Items from a figure collection
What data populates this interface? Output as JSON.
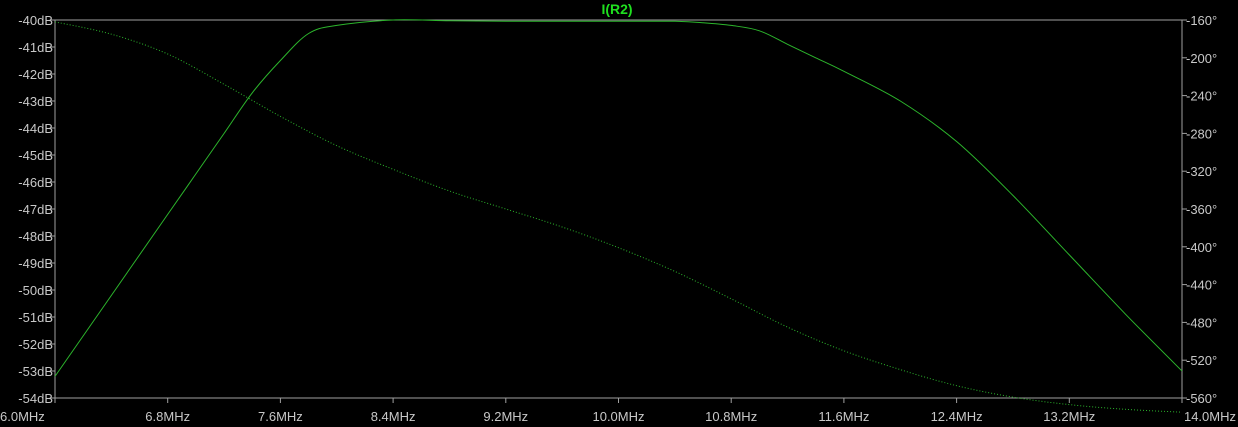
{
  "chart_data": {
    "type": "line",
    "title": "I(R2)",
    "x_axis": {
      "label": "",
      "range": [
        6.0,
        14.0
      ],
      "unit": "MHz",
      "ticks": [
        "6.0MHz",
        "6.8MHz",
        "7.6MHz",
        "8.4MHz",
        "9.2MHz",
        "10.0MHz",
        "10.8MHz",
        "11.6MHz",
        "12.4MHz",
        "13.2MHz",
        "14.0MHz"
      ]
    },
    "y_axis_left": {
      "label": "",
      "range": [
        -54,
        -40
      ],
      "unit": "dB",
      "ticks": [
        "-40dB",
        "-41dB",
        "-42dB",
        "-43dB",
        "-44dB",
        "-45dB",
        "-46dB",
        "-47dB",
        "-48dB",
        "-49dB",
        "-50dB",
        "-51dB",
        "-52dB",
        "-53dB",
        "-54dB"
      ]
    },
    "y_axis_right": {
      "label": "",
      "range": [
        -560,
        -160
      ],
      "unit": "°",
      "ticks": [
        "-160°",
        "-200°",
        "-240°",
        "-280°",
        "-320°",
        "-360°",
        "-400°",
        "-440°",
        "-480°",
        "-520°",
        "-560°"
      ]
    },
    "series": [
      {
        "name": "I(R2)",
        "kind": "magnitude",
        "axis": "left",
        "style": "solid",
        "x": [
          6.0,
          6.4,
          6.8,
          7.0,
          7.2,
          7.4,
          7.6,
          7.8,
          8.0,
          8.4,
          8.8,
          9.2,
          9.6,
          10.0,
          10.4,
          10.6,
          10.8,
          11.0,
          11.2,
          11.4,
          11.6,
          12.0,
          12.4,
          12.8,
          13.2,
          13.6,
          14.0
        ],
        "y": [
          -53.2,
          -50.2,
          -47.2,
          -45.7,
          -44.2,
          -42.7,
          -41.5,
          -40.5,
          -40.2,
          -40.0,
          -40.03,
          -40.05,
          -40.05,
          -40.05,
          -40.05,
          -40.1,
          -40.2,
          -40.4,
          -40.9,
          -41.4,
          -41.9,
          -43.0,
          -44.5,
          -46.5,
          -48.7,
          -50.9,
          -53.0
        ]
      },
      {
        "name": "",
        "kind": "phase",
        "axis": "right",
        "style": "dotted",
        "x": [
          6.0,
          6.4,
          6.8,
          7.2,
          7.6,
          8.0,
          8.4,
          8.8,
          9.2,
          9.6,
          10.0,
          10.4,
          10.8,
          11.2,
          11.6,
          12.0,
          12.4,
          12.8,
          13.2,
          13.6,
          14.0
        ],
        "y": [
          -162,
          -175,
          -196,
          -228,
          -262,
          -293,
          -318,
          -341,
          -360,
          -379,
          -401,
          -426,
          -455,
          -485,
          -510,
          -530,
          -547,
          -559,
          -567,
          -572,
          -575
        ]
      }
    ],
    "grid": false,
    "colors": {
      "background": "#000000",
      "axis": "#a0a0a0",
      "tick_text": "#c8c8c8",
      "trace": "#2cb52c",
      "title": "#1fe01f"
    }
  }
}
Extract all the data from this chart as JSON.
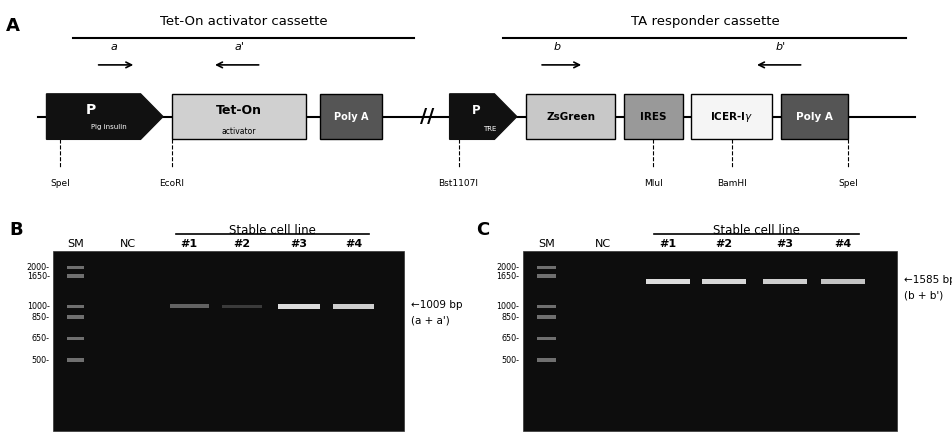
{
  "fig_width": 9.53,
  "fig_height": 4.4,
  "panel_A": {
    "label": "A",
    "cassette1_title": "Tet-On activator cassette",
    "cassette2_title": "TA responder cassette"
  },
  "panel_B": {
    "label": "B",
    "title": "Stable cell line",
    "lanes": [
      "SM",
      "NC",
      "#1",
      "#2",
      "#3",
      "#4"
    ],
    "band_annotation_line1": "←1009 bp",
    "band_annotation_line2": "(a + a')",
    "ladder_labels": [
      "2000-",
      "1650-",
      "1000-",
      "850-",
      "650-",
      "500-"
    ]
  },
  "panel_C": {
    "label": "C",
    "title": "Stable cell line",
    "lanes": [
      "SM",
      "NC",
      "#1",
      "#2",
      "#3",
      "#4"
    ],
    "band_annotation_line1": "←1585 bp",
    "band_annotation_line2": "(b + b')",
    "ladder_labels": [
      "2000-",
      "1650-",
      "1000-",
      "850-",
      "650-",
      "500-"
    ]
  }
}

...

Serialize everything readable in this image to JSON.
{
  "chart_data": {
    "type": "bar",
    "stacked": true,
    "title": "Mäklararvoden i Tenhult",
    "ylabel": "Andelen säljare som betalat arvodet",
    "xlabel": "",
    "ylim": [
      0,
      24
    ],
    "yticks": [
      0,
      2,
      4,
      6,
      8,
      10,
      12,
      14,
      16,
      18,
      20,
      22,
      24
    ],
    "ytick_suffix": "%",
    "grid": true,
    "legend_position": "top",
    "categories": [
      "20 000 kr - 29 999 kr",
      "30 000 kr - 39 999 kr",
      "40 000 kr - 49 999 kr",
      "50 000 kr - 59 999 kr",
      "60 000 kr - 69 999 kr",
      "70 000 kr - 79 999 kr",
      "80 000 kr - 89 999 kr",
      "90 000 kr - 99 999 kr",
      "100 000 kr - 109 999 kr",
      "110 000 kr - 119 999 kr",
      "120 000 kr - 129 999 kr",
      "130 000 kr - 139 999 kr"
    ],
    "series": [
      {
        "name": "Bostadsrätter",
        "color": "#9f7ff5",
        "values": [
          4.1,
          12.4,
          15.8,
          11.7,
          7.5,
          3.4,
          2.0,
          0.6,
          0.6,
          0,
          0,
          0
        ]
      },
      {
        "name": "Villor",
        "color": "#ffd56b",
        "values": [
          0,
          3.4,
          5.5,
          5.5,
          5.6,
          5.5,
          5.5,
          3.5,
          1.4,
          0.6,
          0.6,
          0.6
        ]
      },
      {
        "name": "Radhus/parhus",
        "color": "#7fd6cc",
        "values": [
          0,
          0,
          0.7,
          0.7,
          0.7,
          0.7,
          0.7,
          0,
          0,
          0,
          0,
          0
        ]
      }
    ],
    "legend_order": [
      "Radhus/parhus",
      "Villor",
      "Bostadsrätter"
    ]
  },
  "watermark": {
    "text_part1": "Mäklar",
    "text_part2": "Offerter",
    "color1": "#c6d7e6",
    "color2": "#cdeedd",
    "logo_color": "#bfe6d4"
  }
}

...

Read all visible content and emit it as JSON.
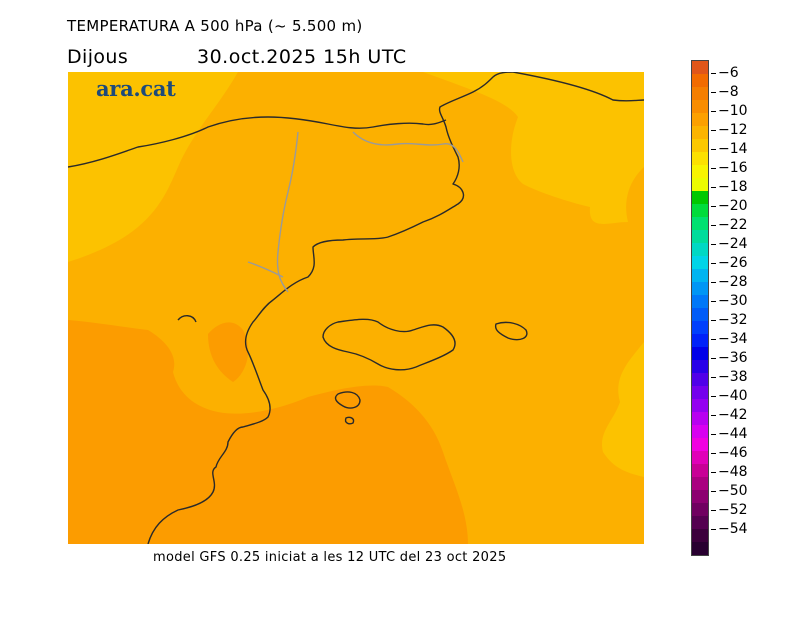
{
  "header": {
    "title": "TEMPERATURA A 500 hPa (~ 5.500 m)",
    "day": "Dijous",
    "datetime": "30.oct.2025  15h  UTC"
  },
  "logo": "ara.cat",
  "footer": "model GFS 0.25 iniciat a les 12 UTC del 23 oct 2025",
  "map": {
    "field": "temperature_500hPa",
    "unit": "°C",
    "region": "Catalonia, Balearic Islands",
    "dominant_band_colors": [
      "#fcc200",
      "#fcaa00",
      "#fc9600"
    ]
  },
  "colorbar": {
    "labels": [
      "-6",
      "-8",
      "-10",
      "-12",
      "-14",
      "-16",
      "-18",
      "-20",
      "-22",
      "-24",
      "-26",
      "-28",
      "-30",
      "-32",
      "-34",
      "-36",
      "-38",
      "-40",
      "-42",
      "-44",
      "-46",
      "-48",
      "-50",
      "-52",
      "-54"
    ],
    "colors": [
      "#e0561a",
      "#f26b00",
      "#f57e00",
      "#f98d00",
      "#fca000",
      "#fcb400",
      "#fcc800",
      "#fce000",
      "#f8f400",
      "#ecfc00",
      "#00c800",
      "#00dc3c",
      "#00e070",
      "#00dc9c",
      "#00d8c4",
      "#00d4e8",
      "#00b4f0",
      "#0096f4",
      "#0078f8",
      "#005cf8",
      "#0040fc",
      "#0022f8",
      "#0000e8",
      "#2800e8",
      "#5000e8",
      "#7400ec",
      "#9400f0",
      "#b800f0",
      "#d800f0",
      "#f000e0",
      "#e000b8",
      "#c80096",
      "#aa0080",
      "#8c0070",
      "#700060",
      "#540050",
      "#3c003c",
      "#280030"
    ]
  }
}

**The exercise:** Return each line of the data that contains the string "name".

**Task response:**
        "name": "I(R2)",
        "name": "",
        "name": "Bostadsrätter",
        "name": "Villor",
        "name": "Radhus/parhus",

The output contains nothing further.